--- Entries supplied ---

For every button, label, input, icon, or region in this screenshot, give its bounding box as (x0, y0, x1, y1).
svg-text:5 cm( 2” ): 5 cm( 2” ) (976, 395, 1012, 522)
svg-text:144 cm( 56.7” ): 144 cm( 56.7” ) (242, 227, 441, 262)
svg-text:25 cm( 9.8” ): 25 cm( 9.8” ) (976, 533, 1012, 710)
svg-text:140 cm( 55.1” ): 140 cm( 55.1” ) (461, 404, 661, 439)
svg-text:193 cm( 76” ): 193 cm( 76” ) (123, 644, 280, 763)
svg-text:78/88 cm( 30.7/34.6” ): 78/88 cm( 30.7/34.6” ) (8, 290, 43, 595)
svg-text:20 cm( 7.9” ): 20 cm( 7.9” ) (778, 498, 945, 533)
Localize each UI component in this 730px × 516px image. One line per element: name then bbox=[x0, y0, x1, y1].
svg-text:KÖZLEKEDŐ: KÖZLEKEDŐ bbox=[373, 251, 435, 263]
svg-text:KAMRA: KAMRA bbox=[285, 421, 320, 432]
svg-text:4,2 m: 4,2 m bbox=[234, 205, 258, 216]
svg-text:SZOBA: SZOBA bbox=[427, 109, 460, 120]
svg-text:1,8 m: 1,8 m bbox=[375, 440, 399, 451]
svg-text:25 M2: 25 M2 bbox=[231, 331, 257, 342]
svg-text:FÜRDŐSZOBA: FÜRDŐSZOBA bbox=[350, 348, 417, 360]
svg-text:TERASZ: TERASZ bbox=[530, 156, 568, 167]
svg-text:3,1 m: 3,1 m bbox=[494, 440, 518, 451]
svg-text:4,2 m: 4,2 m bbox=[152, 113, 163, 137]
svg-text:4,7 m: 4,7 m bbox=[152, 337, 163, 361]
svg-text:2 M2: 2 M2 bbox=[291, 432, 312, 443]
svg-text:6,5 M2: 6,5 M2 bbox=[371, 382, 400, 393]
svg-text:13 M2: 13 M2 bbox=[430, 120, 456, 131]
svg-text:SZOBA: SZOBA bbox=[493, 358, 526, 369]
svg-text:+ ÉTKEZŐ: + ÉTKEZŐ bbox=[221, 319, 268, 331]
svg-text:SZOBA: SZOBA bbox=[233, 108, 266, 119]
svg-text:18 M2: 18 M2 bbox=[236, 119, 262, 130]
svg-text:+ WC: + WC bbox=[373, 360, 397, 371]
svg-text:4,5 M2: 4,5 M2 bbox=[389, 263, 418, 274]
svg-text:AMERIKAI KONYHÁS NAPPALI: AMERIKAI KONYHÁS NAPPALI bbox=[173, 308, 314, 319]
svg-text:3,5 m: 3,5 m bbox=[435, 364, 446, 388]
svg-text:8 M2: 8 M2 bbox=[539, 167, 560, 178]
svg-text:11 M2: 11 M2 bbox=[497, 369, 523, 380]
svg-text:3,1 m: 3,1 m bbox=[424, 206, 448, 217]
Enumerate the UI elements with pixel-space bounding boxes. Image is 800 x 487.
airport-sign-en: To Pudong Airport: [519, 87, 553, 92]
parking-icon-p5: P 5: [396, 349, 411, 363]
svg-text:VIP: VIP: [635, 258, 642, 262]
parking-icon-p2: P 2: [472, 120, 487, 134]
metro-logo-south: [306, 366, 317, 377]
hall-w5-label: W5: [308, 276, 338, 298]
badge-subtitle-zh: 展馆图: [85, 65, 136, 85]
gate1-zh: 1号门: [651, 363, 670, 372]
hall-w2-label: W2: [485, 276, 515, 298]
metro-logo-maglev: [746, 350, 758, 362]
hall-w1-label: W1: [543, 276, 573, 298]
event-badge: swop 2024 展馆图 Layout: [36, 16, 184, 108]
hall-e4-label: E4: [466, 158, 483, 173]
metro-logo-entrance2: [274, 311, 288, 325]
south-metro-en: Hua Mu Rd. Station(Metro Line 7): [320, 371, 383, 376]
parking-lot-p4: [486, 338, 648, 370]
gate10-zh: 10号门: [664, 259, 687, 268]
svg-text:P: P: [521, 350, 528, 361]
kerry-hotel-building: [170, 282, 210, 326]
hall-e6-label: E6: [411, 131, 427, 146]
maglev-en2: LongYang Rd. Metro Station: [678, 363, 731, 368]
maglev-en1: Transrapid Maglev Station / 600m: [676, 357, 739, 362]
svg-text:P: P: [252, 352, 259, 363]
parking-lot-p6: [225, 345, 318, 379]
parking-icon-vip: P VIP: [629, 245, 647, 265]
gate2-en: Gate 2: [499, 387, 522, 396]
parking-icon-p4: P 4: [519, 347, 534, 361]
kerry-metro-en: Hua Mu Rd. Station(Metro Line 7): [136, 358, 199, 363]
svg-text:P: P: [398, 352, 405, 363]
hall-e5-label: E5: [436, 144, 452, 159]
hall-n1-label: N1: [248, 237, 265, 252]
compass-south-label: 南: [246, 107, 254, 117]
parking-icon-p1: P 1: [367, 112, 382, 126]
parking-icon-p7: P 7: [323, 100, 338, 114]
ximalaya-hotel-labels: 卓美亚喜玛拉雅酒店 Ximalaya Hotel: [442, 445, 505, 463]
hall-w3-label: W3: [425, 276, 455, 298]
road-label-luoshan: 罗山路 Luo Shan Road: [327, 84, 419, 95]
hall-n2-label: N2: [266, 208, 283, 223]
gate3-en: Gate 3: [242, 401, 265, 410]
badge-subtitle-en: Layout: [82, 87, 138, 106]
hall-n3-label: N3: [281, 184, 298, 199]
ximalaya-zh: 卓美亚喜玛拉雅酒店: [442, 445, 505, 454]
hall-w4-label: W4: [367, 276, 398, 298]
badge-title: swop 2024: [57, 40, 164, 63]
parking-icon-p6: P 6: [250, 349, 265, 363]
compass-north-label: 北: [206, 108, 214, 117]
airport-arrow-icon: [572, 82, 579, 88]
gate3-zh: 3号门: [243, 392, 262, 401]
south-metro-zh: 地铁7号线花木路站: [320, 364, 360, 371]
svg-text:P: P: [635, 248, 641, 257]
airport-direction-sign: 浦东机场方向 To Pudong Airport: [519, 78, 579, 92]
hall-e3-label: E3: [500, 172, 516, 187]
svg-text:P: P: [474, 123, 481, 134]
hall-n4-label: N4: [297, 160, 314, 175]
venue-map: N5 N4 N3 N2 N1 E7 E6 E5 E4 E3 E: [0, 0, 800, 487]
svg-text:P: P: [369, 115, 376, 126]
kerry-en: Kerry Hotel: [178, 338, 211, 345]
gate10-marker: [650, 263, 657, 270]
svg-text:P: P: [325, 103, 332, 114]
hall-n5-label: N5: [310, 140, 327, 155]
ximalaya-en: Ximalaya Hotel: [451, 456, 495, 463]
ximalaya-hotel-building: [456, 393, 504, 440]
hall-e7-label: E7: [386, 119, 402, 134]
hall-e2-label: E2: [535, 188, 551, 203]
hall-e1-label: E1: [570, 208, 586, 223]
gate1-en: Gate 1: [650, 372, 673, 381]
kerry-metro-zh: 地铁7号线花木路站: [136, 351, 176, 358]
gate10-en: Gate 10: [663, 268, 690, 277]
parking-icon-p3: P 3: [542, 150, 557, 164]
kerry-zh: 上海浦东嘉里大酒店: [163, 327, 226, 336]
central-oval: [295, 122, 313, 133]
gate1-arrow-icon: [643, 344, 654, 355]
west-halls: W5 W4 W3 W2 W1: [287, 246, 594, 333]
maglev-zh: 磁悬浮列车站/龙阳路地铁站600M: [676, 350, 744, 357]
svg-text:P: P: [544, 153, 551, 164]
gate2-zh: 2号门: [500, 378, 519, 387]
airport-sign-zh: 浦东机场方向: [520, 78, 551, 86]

---

## Brief
Reproduce the entire listing above verbatim, from its first line through its last.

## Result for this task
For every button, label, input, icon, or region in this screenshot, give its bounding box as (x0, y0, x1, y1).
svg-text:5 cm( 2” ): 5 cm( 2” ) (976, 395, 1012, 522)
svg-text:144 cm( 56.7” ): 144 cm( 56.7” ) (242, 227, 441, 262)
svg-text:25 cm( 9.8” ): 25 cm( 9.8” ) (976, 533, 1012, 710)
svg-text:140 cm( 55.1” ): 140 cm( 55.1” ) (461, 404, 661, 439)
svg-text:193 cm( 76” ): 193 cm( 76” ) (123, 644, 280, 763)
svg-text:78/88 cm( 30.7/34.6” ): 78/88 cm( 30.7/34.6” ) (8, 290, 43, 595)
svg-text:20 cm( 7.9” ): 20 cm( 7.9” ) (778, 498, 945, 533)
Localize each UI component in this 730px × 516px image. One line per element: name then bbox=[x0, y0, x1, y1].
svg-text:KÖZLEKEDŐ: KÖZLEKEDŐ bbox=[373, 251, 435, 263]
svg-text:KAMRA: KAMRA bbox=[285, 421, 320, 432]
svg-text:4,2 m: 4,2 m bbox=[234, 205, 258, 216]
svg-text:SZOBA: SZOBA bbox=[427, 109, 460, 120]
svg-text:1,8 m: 1,8 m bbox=[375, 440, 399, 451]
svg-text:25 M2: 25 M2 bbox=[231, 331, 257, 342]
svg-text:FÜRDŐSZOBA: FÜRDŐSZOBA bbox=[350, 348, 417, 360]
svg-text:TERASZ: TERASZ bbox=[530, 156, 568, 167]
svg-text:3,1 m: 3,1 m bbox=[494, 440, 518, 451]
svg-text:4,2 m: 4,2 m bbox=[152, 113, 163, 137]
svg-text:4,7 m: 4,7 m bbox=[152, 337, 163, 361]
svg-text:2 M2: 2 M2 bbox=[291, 432, 312, 443]
svg-text:6,5 M2: 6,5 M2 bbox=[371, 382, 400, 393]
svg-text:13 M2: 13 M2 bbox=[430, 120, 456, 131]
svg-text:SZOBA: SZOBA bbox=[493, 358, 526, 369]
svg-text:+ ÉTKEZŐ: + ÉTKEZŐ bbox=[221, 319, 268, 331]
svg-text:SZOBA: SZOBA bbox=[233, 108, 266, 119]
svg-text:18 M2: 18 M2 bbox=[236, 119, 262, 130]
svg-text:+ WC: + WC bbox=[373, 360, 397, 371]
svg-text:4,5 M2: 4,5 M2 bbox=[389, 263, 418, 274]
svg-text:AMERIKAI KONYHÁS NAPPALI: AMERIKAI KONYHÁS NAPPALI bbox=[173, 308, 314, 319]
svg-text:3,5 m: 3,5 m bbox=[435, 364, 446, 388]
svg-text:8 M2: 8 M2 bbox=[539, 167, 560, 178]
svg-text:11 M2: 11 M2 bbox=[497, 369, 523, 380]
svg-text:3,1 m: 3,1 m bbox=[424, 206, 448, 217]
Enumerate the UI elements with pixel-space bounding boxes. Image is 800 x 487.
airport-sign-en: To Pudong Airport: [519, 87, 553, 92]
parking-icon-p5: P 5: [396, 349, 411, 363]
svg-text:VIP: VIP: [635, 258, 642, 262]
parking-icon-p2: P 2: [472, 120, 487, 134]
metro-logo-south: [306, 366, 317, 377]
hall-w5-label: W5: [308, 276, 338, 298]
badge-subtitle-zh: 展馆图: [85, 65, 136, 85]
gate1-zh: 1号门: [651, 363, 670, 372]
hall-w2-label: W2: [485, 276, 515, 298]
metro-logo-maglev: [746, 350, 758, 362]
hall-w1-label: W1: [543, 276, 573, 298]
event-badge: swop 2024 展馆图 Layout: [36, 16, 184, 108]
hall-e4-label: E4: [466, 158, 483, 173]
metro-logo-entrance2: [274, 311, 288, 325]
south-metro-en: Hua Mu Rd. Station(Metro Line 7): [320, 371, 383, 376]
parking-lot-p4: [486, 338, 648, 370]
gate10-zh: 10号门: [664, 259, 687, 268]
svg-text:P: P: [521, 350, 528, 361]
kerry-hotel-building: [170, 282, 210, 326]
hall-e6-label: E6: [411, 131, 427, 146]
maglev-en2: LongYang Rd. Metro Station: [678, 363, 731, 368]
maglev-en1: Transrapid Maglev Station / 600m: [676, 357, 739, 362]
svg-text:P: P: [252, 352, 259, 363]
parking-lot-p6: [225, 345, 318, 379]
parking-icon-vip: P VIP: [629, 245, 647, 265]
gate2-en: Gate 2: [499, 387, 522, 396]
parking-icon-p4: P 4: [519, 347, 534, 361]
kerry-metro-en: Hua Mu Rd. Station(Metro Line 7): [136, 358, 199, 363]
svg-text:P: P: [398, 352, 405, 363]
hall-e5-label: E5: [436, 144, 452, 159]
hall-n1-label: N1: [248, 237, 265, 252]
compass-south-label: 南: [246, 107, 254, 117]
parking-icon-p1: P 1: [367, 112, 382, 126]
parking-icon-p7: P 7: [323, 100, 338, 114]
ximalaya-hotel-labels: 卓美亚喜玛拉雅酒店 Ximalaya Hotel: [442, 445, 505, 463]
hall-w3-label: W3: [425, 276, 455, 298]
road-label-luoshan: 罗山路 Luo Shan Road: [327, 84, 419, 95]
hall-n2-label: N2: [266, 208, 283, 223]
gate3-en: Gate 3: [242, 401, 265, 410]
badge-subtitle-en: Layout: [82, 87, 138, 106]
hall-n3-label: N3: [281, 184, 298, 199]
ximalaya-zh: 卓美亚喜玛拉雅酒店: [442, 445, 505, 454]
hall-w4-label: W4: [367, 276, 398, 298]
badge-title: swop 2024: [57, 40, 164, 63]
parking-icon-p6: P 6: [250, 349, 265, 363]
compass-north-label: 北: [206, 108, 214, 117]
airport-arrow-icon: [572, 82, 579, 88]
gate3-zh: 3号门: [243, 392, 262, 401]
south-metro-zh: 地铁7号线花木路站: [320, 364, 360, 371]
svg-text:P: P: [635, 248, 641, 257]
airport-direction-sign: 浦东机场方向 To Pudong Airport: [519, 78, 579, 92]
hall-e3-label: E3: [500, 172, 516, 187]
svg-text:P: P: [474, 123, 481, 134]
hall-n4-label: N4: [297, 160, 314, 175]
venue-map: N5 N4 N3 N2 N1 E7 E6 E5 E4 E3 E: [0, 0, 800, 487]
svg-text:P: P: [369, 115, 376, 126]
kerry-en: Kerry Hotel: [178, 338, 211, 345]
gate10-marker: [650, 263, 657, 270]
svg-text:P: P: [325, 103, 332, 114]
hall-n5-label: N5: [310, 140, 327, 155]
ximalaya-en: Ximalaya Hotel: [451, 456, 495, 463]
ximalaya-hotel-building: [456, 393, 504, 440]
hall-e7-label: E7: [386, 119, 402, 134]
hall-e2-label: E2: [535, 188, 551, 203]
hall-e1-label: E1: [570, 208, 586, 223]
gate1-en: Gate 1: [650, 372, 673, 381]
kerry-metro-zh: 地铁7号线花木路站: [136, 351, 176, 358]
gate10-en: Gate 10: [663, 268, 690, 277]
parking-icon-p3: P 3: [542, 150, 557, 164]
kerry-zh: 上海浦东嘉里大酒店: [163, 327, 226, 336]
central-oval: [295, 122, 313, 133]
gate1-arrow-icon: [643, 344, 654, 355]
west-halls: W5 W4 W3 W2 W1: [287, 246, 594, 333]
maglev-zh: 磁悬浮列车站/龙阳路地铁站600M: [676, 350, 744, 357]
svg-text:P: P: [544, 153, 551, 164]
gate2-zh: 2号门: [500, 378, 519, 387]
airport-sign-zh: 浦东机场方向: [520, 78, 551, 86]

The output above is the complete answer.